Annotated element entries:
____

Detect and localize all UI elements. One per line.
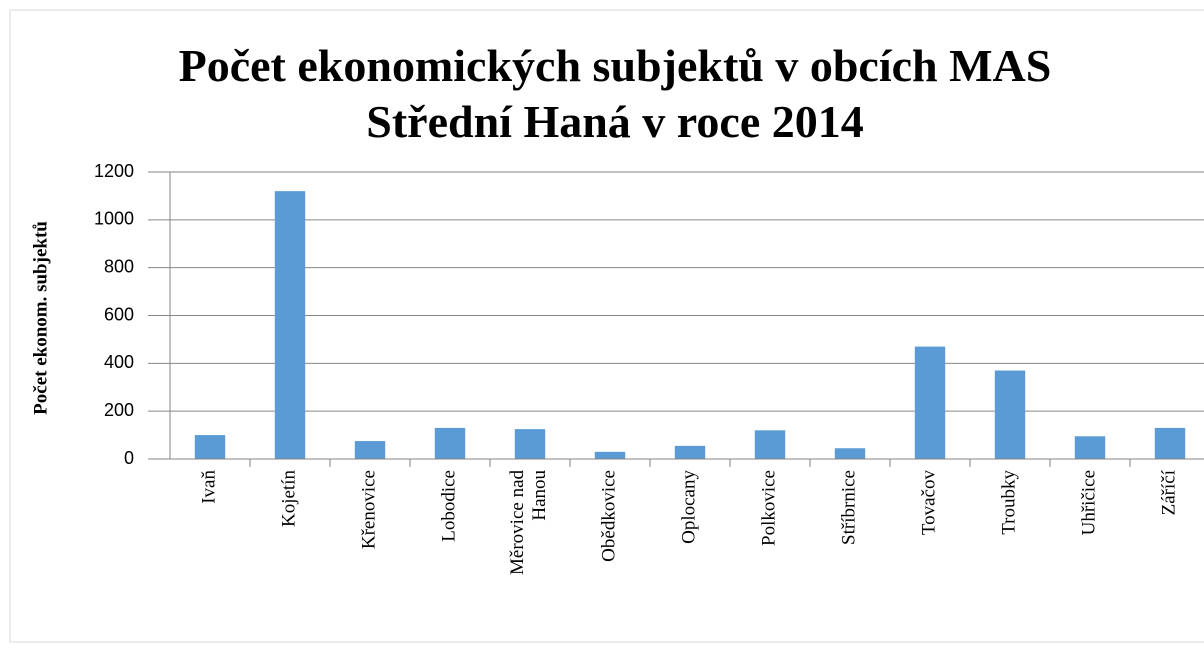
y-tick-label: 800: [104, 256, 134, 276]
x-tick-label: Troubky: [998, 470, 1019, 535]
bar: [994, 370, 1026, 459]
x-tick-label: Stříbrnice: [838, 470, 859, 545]
bar: [434, 427, 466, 459]
y-tick-label: 1200: [94, 161, 134, 181]
y-tick-label: 0: [124, 448, 134, 468]
bar: [274, 191, 306, 459]
x-tick-label: Tovačov: [918, 470, 939, 536]
y-tick-label: 400: [104, 352, 134, 372]
x-tick-label: Lobodice: [438, 470, 459, 542]
y-tick-label: 1000: [94, 209, 134, 229]
y-axis-label: Počet ekonom. subjektů: [30, 221, 51, 415]
bar: [674, 445, 706, 459]
y-tick-label: 600: [104, 304, 134, 324]
x-tick-label: Ivaň: [198, 470, 219, 504]
x-tick-label: Polkovice: [758, 470, 779, 546]
bar: [1074, 436, 1106, 459]
chart-frame: [9, 9, 1204, 643]
bar: [834, 448, 866, 459]
bar: [514, 429, 546, 459]
x-tick-label: Kojetín: [278, 470, 299, 527]
y-tick-label: 200: [104, 400, 134, 420]
bar: [754, 430, 786, 459]
chart-title: Počet ekonomických subjektů v obcích MAS…: [178, 40, 1052, 147]
bar: [914, 346, 946, 459]
bar: [594, 451, 626, 459]
x-tick-label: Uhřičice: [1078, 470, 1099, 535]
x-tick-label: Měrovice nadHanou: [507, 470, 550, 575]
x-tick-label: Oplocany: [678, 470, 699, 544]
bar: [354, 441, 386, 459]
bar: [1154, 427, 1186, 459]
bar: [194, 435, 226, 459]
x-tick-label: Křenovice: [358, 470, 379, 549]
x-tick-label: Obědkovice: [598, 470, 619, 562]
x-tick-label: Záříčí: [1158, 469, 1179, 515]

____

Extract each row above that contains the string "chart". Only matches with the same uppercase and lowercase letters count.

_Exercise result_.
chart-frame: [9, 9, 1204, 643]
chart-title: Počet ekonomických subjektů v obcích MAS…: [178, 40, 1052, 147]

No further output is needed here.